> _RECORD SET_

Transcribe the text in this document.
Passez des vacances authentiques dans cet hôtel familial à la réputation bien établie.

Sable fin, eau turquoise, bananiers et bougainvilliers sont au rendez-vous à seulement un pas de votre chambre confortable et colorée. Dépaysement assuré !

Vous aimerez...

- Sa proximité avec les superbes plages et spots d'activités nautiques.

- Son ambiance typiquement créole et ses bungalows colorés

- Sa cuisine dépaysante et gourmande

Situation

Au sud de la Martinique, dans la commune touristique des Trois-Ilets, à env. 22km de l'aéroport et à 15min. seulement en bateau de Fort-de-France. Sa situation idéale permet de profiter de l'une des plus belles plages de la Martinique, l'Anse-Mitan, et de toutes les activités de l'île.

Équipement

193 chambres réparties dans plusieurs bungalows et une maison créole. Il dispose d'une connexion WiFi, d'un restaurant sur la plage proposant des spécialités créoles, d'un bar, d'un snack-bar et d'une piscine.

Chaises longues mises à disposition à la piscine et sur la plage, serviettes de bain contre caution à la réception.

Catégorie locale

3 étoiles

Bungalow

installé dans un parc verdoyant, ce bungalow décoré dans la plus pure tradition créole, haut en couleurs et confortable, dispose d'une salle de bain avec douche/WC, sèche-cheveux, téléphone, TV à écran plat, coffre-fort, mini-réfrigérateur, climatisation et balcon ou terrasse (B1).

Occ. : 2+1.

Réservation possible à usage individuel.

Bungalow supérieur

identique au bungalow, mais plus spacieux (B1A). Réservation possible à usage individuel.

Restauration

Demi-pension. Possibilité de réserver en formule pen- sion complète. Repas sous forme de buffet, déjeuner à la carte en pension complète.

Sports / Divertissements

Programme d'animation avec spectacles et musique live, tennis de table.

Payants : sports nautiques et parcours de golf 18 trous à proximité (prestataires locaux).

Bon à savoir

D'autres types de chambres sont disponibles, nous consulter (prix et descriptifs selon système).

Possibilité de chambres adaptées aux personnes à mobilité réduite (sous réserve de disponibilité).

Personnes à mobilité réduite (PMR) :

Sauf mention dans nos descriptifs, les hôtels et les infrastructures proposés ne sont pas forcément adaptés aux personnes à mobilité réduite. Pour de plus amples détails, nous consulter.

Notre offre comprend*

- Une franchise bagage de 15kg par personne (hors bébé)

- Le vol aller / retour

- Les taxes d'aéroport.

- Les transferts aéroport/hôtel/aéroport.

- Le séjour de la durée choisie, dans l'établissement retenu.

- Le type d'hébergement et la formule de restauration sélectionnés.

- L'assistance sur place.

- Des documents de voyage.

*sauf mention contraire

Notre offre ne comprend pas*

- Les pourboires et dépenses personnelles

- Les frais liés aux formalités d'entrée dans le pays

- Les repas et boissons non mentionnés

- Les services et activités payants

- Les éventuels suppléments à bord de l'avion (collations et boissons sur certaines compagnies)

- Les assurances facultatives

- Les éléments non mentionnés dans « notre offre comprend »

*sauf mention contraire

> _TASK REQUIREMENTS_
Filter out all lines lacking the word "consulter" and copy the rest.

> _ANSWER BELOW_
D'autres types de chambres sont disponibles, nous consulter (prix et descriptifs selon système).
Sauf mention dans nos descriptifs, les hôtels et les infrastructures proposés ne sont pas forcément adaptés aux personnes à mobilité réduite. Pour de plus amples détails, nous consulter.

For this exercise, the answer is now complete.